Dataset rows:
◇ ◇ ◇
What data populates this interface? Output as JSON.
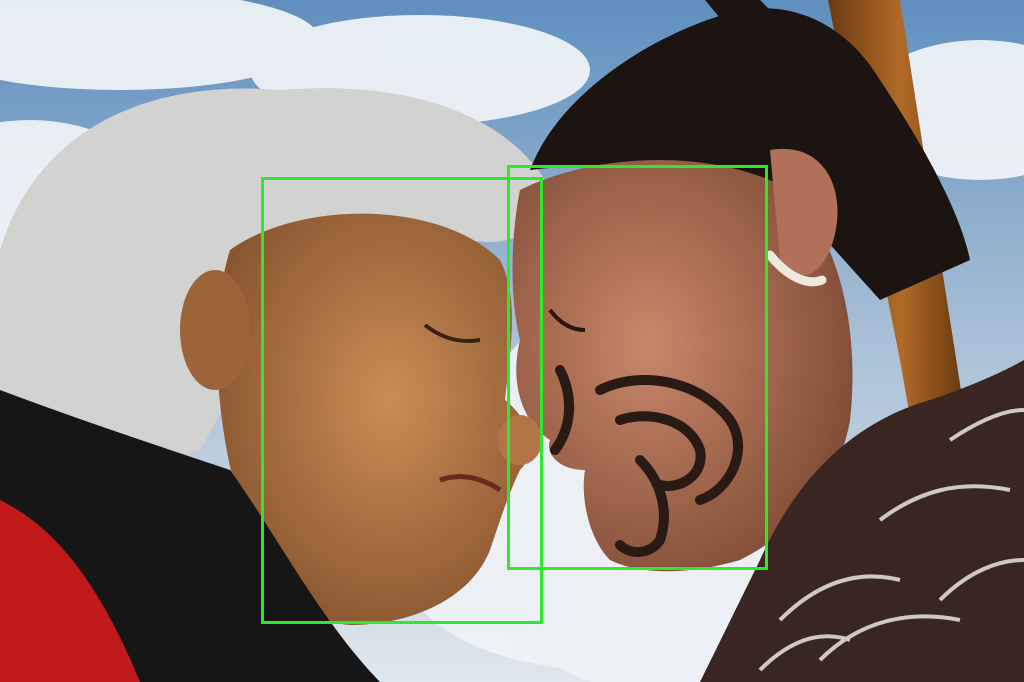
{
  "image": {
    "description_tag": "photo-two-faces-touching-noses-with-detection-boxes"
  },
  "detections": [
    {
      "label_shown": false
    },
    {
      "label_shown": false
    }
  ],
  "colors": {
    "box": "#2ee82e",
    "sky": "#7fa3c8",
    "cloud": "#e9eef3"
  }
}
◇ ◇ ◇
▸ **Description of the task**
Copy the data word for word. Pictures do not go in the copy.

▸ **Solution to the problem**
What data populates this interface? Output as JSON.
{
  "image": {
    "description_tag": "photo-two-faces-touching-noses-with-detection-boxes"
  },
  "detections": [
    {
      "label_shown": false
    },
    {
      "label_shown": false
    }
  ],
  "colors": {
    "box": "#2ee82e",
    "sky": "#7fa3c8",
    "cloud": "#e9eef3"
  }
}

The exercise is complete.